___ PROVIDED RECORDS

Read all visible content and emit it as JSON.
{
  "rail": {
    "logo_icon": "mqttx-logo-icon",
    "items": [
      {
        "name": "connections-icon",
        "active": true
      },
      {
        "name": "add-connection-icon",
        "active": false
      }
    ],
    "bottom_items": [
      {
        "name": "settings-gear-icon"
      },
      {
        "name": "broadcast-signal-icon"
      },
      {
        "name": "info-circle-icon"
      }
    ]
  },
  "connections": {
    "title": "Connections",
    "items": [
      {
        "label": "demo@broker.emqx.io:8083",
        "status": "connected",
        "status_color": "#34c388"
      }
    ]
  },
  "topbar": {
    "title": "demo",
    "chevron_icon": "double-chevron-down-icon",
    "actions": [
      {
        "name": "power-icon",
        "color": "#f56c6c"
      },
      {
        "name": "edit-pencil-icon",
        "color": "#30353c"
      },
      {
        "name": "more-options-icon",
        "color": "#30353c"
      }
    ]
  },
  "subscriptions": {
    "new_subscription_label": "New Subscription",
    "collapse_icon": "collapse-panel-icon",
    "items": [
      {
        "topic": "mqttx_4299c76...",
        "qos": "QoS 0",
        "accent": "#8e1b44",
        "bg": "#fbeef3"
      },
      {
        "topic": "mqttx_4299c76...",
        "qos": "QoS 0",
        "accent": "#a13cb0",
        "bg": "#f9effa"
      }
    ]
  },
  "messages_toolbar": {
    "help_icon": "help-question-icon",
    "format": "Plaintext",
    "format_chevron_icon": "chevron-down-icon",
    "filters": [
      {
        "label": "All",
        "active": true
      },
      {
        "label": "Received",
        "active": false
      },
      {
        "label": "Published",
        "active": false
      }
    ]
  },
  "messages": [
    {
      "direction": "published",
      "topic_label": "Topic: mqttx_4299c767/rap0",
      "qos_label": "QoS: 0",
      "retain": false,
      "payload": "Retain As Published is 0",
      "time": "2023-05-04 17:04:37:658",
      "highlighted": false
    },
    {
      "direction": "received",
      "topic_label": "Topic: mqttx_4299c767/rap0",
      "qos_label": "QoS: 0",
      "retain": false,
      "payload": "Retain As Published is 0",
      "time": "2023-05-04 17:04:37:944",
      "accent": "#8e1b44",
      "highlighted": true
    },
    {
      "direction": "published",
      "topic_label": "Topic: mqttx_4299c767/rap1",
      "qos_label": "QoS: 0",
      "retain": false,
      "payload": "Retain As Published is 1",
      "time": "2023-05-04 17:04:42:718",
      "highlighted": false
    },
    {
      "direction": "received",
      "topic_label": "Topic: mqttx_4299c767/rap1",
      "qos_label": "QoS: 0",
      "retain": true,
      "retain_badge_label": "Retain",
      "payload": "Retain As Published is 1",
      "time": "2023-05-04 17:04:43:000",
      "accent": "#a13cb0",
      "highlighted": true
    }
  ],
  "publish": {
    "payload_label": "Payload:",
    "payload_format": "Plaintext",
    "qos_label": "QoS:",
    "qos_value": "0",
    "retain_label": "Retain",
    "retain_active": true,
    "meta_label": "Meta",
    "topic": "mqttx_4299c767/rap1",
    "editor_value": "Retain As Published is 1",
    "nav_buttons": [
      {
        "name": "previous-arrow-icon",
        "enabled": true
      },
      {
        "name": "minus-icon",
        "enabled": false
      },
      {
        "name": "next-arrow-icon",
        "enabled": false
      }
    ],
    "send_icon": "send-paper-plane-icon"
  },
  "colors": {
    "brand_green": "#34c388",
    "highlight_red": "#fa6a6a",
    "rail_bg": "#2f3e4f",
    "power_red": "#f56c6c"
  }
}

______
___ PROVIDED RECORDS

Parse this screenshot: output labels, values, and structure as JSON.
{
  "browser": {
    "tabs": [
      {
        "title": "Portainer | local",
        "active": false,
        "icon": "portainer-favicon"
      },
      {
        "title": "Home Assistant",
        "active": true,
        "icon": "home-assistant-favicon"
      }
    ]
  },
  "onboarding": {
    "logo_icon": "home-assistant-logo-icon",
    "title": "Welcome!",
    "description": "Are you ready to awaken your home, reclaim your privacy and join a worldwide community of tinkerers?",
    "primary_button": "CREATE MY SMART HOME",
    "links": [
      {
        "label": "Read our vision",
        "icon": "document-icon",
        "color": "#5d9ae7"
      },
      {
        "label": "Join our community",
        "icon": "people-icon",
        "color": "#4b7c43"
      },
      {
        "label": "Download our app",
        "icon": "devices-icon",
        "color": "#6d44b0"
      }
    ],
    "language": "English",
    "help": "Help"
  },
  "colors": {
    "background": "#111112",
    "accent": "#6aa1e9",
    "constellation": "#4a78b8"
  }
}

______
___ PROVIDED RECORDS

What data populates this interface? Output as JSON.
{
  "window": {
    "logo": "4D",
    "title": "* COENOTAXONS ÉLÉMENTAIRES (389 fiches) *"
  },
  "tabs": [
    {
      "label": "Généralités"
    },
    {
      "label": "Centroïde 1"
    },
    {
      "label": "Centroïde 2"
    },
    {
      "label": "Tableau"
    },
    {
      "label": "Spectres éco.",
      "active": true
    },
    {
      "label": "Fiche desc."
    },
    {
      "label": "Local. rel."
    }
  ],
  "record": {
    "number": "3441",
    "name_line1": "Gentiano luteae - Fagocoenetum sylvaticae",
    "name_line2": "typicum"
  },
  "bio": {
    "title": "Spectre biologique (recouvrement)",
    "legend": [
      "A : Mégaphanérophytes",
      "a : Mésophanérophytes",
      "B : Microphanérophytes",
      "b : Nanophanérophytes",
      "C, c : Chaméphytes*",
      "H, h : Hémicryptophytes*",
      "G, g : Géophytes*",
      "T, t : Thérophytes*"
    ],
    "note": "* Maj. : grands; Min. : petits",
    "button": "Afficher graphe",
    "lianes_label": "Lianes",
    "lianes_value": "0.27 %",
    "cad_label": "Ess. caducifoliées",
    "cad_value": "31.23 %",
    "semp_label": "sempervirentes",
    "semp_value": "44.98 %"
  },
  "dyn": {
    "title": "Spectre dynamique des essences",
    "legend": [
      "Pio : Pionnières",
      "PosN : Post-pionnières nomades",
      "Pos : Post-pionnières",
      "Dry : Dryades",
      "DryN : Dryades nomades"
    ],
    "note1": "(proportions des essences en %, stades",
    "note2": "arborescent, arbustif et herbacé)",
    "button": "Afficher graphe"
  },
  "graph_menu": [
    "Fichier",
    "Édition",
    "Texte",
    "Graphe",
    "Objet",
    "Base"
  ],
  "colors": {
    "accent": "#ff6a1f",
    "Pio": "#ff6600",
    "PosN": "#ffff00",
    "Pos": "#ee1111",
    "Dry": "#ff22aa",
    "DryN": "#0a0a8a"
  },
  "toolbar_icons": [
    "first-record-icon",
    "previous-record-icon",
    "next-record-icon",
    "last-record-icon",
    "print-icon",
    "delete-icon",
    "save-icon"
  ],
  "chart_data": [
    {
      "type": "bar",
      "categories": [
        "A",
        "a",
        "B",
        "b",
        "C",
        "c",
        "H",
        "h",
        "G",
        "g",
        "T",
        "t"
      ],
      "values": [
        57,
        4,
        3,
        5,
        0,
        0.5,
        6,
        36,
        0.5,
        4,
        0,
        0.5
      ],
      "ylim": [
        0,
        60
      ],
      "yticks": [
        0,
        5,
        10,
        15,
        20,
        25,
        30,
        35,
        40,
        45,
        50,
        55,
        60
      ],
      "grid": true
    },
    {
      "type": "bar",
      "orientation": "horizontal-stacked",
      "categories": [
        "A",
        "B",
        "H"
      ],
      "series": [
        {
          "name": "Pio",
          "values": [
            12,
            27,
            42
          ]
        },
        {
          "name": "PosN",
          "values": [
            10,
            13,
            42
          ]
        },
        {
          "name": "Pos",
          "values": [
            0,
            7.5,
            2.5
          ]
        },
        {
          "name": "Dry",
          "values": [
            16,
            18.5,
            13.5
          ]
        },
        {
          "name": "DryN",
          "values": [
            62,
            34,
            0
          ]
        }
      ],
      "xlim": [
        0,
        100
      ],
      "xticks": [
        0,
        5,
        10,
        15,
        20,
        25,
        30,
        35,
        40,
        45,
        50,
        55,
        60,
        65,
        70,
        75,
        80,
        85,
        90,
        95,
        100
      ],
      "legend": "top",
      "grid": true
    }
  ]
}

______

* _TASK OBJECTIVE_
Copy each line of the listing that includes "DryN".

* _OUTPUT FOR THIS TASK_
      "DryN : Dryades nomades"
    "DryN": "#0a0a8a"
          "name": "DryN",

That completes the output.